--- START OF EXCERPTED DATA ---

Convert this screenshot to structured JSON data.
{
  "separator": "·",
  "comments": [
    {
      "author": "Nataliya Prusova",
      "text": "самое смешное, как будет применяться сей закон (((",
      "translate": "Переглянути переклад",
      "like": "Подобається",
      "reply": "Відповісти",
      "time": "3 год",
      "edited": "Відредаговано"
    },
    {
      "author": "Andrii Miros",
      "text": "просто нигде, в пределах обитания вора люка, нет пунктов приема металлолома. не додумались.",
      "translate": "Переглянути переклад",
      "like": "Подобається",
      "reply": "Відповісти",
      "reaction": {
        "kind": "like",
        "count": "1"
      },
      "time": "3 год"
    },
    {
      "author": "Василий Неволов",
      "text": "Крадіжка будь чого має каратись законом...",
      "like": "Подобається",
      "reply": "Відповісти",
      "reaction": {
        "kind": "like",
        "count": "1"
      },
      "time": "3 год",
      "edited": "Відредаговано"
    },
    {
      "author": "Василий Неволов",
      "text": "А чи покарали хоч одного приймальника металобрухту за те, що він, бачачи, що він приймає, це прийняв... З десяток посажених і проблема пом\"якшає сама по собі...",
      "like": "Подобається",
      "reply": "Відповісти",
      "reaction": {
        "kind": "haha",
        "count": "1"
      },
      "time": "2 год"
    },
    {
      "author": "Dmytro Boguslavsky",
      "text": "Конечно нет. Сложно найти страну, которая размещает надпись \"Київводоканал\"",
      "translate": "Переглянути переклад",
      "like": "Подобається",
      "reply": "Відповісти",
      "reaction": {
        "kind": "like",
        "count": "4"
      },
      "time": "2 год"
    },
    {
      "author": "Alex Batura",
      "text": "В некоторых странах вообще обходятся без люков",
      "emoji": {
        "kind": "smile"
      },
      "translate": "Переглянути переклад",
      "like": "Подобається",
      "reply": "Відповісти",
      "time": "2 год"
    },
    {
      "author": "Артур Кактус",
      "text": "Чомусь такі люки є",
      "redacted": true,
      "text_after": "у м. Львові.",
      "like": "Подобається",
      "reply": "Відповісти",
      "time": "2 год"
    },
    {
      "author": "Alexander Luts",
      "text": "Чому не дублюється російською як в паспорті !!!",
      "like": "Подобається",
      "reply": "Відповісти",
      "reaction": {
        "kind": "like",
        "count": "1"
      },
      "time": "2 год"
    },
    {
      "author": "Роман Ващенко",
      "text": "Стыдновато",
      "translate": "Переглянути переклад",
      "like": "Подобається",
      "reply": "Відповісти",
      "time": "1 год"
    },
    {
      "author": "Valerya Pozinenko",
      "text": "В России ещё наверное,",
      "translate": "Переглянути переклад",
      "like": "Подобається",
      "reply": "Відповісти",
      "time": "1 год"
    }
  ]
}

--- END OF EXCERPTED DATA ---

- _PROBLEM DETAILS_: Copy the data above in full, character for character.

- _SOLUTION TO THIS EXERCISE_:
Convert this screenshot to structured JSON data.
{
  "separator": "·",
  "comments": [
    {
      "author": "Nataliya Prusova",
      "text": "самое смешное, как будет применяться сей закон (((",
      "translate": "Переглянути переклад",
      "like": "Подобається",
      "reply": "Відповісти",
      "time": "3 год",
      "edited": "Відредаговано"
    },
    {
      "author": "Andrii Miros",
      "text": "просто нигде, в пределах обитания вора люка, нет пунктов приема металлолома. не додумались.",
      "translate": "Переглянути переклад",
      "like": "Подобається",
      "reply": "Відповісти",
      "reaction": {
        "kind": "like",
        "count": "1"
      },
      "time": "3 год"
    },
    {
      "author": "Василий Неволов",
      "text": "Крадіжка будь чого має каратись законом...",
      "like": "Подобається",
      "reply": "Відповісти",
      "reaction": {
        "kind": "like",
        "count": "1"
      },
      "time": "3 год",
      "edited": "Відредаговано"
    },
    {
      "author": "Василий Неволов",
      "text": "А чи покарали хоч одного приймальника металобрухту за те, що він, бачачи, що він приймає, це прийняв... З десяток посажених і проблема пом\"якшає сама по собі...",
      "like": "Подобається",
      "reply": "Відповісти",
      "reaction": {
        "kind": "haha",
        "count": "1"
      },
      "time": "2 год"
    },
    {
      "author": "Dmytro Boguslavsky",
      "text": "Конечно нет. Сложно найти страну, которая размещает надпись \"Київводоканал\"",
      "translate": "Переглянути переклад",
      "like": "Подобається",
      "reply": "Відповісти",
      "reaction": {
        "kind": "like",
        "count": "4"
      },
      "time": "2 год"
    },
    {
      "author": "Alex Batura",
      "text": "В некоторых странах вообще обходятся без люков",
      "emoji": {
        "kind": "smile"
      },
      "translate": "Переглянути переклад",
      "like": "Подобається",
      "reply": "Відповісти",
      "time": "2 год"
    },
    {
      "author": "Артур Кактус",
      "text": "Чомусь такі люки є",
      "redacted": true,
      "text_after": "у м. Львові.",
      "like": "Подобається",
      "reply": "Відповісти",
      "time": "2 год"
    },
    {
      "author": "Alexander Luts",
      "text": "Чому не дублюється російською як в паспорті !!!",
      "like": "Подобається",
      "reply": "Відповісти",
      "reaction": {
        "kind": "like",
        "count": "1"
      },
      "time": "2 год"
    },
    {
      "author": "Роман Ващенко",
      "text": "Стыдновато",
      "translate": "Переглянути переклад",
      "like": "Подобається",
      "reply": "Відповісти",
      "time": "1 год"
    },
    {
      "author": "Valerya Pozinenko",
      "text": "В России ещё наверное,",
      "translate": "Переглянути переклад",
      "like": "Подобається",
      "reply": "Відповісти",
      "time": "1 год"
    }
  ]
}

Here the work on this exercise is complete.